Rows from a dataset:
##########
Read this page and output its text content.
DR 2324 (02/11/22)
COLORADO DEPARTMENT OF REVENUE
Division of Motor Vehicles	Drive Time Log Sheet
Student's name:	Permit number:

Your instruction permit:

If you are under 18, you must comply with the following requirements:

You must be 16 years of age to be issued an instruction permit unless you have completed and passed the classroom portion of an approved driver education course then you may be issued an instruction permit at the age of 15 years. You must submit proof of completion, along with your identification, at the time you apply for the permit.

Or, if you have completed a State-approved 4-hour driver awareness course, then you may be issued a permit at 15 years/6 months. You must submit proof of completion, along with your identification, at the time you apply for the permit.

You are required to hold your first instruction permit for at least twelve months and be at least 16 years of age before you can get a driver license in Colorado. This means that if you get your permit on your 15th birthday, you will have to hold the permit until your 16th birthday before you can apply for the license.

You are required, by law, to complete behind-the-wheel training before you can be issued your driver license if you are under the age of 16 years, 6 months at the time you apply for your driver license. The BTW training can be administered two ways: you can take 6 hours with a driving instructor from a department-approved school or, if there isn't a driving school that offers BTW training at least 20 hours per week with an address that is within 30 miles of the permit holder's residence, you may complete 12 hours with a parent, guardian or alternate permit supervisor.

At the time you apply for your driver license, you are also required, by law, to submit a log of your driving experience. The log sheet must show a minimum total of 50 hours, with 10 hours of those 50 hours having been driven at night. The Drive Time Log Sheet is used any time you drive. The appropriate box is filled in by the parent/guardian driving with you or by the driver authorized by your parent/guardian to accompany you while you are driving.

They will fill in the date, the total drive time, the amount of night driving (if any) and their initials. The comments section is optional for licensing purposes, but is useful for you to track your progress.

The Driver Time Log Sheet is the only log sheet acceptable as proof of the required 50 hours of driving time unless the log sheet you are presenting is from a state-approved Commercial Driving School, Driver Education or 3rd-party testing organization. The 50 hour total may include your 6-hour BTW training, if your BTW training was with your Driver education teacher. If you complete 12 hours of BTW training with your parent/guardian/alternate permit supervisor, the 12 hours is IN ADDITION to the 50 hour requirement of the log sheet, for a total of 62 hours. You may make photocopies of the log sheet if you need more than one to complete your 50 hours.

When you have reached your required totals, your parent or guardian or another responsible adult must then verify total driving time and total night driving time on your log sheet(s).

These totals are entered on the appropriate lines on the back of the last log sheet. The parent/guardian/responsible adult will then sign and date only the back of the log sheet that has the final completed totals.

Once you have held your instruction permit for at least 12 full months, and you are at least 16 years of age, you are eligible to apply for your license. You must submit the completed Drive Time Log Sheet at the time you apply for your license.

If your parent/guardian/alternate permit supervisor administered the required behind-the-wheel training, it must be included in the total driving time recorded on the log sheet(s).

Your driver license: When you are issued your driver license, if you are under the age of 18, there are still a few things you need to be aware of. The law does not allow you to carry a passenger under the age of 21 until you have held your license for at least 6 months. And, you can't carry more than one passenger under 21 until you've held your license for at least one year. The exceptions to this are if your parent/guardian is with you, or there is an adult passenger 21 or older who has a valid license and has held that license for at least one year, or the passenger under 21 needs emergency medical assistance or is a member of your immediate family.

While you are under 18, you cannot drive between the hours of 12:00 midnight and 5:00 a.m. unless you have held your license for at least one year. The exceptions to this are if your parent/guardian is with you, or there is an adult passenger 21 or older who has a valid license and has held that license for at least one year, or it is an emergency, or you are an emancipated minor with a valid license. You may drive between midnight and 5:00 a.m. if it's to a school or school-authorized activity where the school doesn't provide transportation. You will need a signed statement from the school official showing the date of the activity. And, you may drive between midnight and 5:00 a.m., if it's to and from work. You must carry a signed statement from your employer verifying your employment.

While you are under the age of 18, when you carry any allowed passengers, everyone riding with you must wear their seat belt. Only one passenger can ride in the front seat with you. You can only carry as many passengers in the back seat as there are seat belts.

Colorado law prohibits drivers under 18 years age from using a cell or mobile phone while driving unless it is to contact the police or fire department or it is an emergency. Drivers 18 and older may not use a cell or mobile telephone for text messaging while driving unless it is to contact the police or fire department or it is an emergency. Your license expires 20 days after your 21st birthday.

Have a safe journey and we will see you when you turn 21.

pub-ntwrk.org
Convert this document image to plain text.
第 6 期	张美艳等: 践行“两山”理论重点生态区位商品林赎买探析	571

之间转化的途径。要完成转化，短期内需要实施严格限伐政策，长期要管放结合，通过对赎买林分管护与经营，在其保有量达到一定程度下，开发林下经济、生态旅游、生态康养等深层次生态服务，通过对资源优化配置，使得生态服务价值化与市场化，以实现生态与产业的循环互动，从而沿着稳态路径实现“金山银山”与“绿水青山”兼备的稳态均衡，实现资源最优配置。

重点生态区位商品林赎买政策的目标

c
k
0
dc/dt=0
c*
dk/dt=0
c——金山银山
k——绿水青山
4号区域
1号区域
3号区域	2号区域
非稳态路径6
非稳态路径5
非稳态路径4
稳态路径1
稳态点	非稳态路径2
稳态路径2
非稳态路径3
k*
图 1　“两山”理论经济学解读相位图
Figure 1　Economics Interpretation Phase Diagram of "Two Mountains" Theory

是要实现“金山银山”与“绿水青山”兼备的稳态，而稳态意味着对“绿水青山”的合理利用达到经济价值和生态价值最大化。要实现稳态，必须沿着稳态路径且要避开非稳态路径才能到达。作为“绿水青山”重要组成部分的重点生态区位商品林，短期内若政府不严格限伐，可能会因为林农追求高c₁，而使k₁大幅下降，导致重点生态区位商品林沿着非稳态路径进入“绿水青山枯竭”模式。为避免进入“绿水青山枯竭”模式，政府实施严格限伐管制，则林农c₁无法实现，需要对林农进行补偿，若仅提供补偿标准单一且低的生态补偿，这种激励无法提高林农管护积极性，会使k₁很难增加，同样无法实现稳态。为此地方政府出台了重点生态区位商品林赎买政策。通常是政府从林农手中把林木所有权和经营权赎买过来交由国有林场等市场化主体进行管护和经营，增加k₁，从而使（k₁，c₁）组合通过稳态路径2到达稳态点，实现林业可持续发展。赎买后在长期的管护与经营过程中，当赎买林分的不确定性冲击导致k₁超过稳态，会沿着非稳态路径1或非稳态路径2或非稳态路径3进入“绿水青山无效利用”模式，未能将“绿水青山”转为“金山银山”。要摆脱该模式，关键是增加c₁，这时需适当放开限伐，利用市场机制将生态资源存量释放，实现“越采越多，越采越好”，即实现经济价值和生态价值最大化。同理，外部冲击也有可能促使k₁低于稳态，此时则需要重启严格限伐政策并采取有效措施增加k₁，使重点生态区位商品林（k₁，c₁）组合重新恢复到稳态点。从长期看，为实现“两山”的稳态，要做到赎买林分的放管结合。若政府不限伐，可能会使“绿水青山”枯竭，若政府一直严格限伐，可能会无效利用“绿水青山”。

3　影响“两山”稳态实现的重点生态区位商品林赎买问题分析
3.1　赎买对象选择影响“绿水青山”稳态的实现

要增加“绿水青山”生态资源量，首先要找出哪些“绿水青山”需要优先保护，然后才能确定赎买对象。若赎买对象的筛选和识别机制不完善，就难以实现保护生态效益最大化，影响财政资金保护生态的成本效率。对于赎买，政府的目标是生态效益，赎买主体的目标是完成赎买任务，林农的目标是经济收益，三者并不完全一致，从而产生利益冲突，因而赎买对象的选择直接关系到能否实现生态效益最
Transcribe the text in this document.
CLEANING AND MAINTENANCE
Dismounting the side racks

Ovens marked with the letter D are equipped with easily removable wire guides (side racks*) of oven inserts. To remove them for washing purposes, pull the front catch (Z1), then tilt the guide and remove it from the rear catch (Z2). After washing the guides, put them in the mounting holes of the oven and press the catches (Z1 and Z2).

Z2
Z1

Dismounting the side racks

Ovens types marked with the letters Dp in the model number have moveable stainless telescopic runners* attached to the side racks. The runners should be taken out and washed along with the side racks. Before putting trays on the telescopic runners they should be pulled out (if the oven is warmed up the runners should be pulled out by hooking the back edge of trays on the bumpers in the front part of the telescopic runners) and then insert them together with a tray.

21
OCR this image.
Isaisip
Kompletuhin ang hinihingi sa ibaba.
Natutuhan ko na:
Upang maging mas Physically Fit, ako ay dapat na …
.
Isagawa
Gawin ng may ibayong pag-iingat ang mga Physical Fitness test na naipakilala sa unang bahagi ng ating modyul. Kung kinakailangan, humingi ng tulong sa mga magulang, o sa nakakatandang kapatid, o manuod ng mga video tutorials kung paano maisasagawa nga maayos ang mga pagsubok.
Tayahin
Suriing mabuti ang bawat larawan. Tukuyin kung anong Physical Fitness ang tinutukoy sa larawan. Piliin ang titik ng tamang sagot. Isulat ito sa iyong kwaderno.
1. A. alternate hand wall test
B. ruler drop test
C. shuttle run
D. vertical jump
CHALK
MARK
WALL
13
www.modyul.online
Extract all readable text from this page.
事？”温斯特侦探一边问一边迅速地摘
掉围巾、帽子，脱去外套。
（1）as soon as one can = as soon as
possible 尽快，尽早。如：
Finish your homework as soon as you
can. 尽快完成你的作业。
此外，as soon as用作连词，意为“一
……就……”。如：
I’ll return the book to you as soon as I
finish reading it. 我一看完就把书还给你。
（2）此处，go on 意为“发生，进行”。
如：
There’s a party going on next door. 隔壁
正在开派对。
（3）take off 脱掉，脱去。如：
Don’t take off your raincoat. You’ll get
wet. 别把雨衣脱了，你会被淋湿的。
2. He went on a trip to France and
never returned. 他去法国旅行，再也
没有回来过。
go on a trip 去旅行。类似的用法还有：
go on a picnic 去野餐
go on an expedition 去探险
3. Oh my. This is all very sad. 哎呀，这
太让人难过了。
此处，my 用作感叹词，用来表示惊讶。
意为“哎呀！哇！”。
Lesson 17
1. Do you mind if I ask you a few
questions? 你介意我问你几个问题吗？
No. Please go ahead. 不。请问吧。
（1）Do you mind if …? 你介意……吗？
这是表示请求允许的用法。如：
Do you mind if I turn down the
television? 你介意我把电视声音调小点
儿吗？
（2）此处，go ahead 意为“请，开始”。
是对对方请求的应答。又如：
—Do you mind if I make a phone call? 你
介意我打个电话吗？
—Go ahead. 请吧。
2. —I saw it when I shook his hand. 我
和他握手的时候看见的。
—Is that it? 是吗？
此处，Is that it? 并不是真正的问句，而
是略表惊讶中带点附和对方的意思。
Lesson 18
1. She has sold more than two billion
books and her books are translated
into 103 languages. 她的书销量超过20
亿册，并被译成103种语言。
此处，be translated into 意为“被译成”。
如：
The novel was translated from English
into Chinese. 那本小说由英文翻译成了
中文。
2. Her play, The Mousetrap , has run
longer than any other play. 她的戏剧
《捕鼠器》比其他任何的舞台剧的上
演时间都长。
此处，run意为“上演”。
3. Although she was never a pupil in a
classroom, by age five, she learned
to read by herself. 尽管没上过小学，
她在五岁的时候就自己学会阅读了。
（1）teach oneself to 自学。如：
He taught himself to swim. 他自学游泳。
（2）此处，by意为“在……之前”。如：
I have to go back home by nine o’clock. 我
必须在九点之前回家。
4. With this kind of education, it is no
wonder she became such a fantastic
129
##########
Problem to work on: Check every line of the entries above for the word "responsible" and report how many lines contain it, giving the number only.

Solution to this problem: 2